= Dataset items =
------------------------

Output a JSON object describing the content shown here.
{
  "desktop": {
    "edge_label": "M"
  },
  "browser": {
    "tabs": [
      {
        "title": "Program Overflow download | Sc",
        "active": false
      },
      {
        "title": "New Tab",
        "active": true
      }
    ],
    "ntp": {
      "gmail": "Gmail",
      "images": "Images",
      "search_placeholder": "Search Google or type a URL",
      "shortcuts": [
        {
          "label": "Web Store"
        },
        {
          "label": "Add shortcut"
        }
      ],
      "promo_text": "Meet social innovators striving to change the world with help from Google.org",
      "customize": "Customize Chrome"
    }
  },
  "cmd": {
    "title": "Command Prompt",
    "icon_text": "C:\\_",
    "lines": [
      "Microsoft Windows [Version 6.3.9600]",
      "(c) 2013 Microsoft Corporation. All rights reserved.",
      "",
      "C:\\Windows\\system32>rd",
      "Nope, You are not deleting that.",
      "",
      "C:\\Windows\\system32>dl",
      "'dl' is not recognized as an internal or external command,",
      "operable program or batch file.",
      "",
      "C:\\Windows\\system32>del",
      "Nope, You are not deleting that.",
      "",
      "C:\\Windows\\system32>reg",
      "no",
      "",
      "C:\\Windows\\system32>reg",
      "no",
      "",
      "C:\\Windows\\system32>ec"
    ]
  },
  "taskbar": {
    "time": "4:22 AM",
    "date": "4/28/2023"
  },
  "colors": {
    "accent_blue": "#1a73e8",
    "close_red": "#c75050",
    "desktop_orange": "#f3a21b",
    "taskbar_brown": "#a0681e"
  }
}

------------------------

= REQUIREMENT =
Repeat the records exactly, including every line.

= TASK RESPONSE =
Output a JSON object describing the content shown here.
{
  "desktop": {
    "edge_label": "M"
  },
  "browser": {
    "tabs": [
      {
        "title": "Program Overflow download | Sc",
        "active": false
      },
      {
        "title": "New Tab",
        "active": true
      }
    ],
    "ntp": {
      "gmail": "Gmail",
      "images": "Images",
      "search_placeholder": "Search Google or type a URL",
      "shortcuts": [
        {
          "label": "Web Store"
        },
        {
          "label": "Add shortcut"
        }
      ],
      "promo_text": "Meet social innovators striving to change the world with help from Google.org",
      "customize": "Customize Chrome"
    }
  },
  "cmd": {
    "title": "Command Prompt",
    "icon_text": "C:\\_",
    "lines": [
      "Microsoft Windows [Version 6.3.9600]",
      "(c) 2013 Microsoft Corporation. All rights reserved.",
      "",
      "C:\\Windows\\system32>rd",
      "Nope, You are not deleting that.",
      "",
      "C:\\Windows\\system32>dl",
      "'dl' is not recognized as an internal or external command,",
      "operable program or batch file.",
      "",
      "C:\\Windows\\system32>del",
      "Nope, You are not deleting that.",
      "",
      "C:\\Windows\\system32>reg",
      "no",
      "",
      "C:\\Windows\\system32>reg",
      "no",
      "",
      "C:\\Windows\\system32>ec"
    ]
  },
  "taskbar": {
    "time": "4:22 AM",
    "date": "4/28/2023"
  },
  "colors": {
    "accent_blue": "#1a73e8",
    "close_red": "#c75050",
    "desktop_orange": "#f3a21b",
    "taskbar_brown": "#a0681e"
  }
}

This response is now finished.